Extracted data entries
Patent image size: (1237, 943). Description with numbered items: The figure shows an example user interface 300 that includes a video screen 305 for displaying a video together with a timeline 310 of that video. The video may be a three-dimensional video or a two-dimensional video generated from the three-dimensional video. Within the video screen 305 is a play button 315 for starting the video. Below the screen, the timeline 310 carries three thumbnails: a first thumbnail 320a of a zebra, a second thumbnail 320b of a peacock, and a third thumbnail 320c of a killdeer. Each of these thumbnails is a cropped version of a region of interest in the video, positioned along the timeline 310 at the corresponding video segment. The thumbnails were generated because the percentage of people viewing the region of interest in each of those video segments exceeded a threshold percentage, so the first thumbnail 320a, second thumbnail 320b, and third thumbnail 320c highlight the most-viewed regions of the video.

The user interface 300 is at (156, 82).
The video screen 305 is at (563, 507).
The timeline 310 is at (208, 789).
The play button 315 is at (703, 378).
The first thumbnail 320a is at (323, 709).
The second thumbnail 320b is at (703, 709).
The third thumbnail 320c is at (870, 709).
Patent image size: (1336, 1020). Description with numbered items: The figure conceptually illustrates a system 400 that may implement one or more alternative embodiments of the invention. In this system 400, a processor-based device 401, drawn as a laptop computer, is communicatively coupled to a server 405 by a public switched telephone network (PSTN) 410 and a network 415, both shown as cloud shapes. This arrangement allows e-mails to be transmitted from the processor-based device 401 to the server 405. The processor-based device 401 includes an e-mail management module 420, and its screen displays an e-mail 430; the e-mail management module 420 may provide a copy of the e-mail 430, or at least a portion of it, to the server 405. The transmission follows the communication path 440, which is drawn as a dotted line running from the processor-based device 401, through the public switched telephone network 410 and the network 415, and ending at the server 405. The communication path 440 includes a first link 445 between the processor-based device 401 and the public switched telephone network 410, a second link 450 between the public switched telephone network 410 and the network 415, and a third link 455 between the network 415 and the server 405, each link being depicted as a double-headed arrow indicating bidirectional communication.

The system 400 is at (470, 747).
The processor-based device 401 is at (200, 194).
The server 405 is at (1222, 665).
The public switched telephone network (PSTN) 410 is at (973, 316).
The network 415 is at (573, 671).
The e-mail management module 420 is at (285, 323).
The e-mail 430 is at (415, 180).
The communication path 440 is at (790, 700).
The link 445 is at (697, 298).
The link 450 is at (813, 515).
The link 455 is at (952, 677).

» **What you will do**
Rewrite the items from the start through the line containing "The third thumbnail 320c is at (870, 709).", changing "most-viewed" to "most-watched" and leaving everything else as it is.

» **Correct output**
Patent image size: (1237, 943). Description with numbered items: The figure shows an example user interface 300 that includes a video screen 305 for displaying a video together with a timeline 310 of that video. The video may be a three-dimensional video or a two-dimensional video generated from the three-dimensional video. Within the video screen 305 is a play button 315 for starting the video. Below the screen, the timeline 310 carries three thumbnails: a first thumbnail 320a of a zebra, a second thumbnail 320b of a peacock, and a third thumbnail 320c of a killdeer. Each of these thumbnails is a cropped version of a region of interest in the video, positioned along the timeline 310 at the corresponding video segment. The thumbnails were generated because the percentage of people viewing the region of interest in each of those video segments exceeded a threshold percentage, so the first thumbnail 320a, second thumbnail 320b, and third thumbnail 320c highlight the most-watched regions of the video.

The user interface 300 is at (156, 82).
The video screen 305 is at (563, 507).
The timeline 310 is at (208, 789).
The play button 315 is at (703, 378).
The first thumbnail 320a is at (323, 709).
The second thumbnail 320b is at (703, 709).
The third thumbnail 320c is at (870, 709).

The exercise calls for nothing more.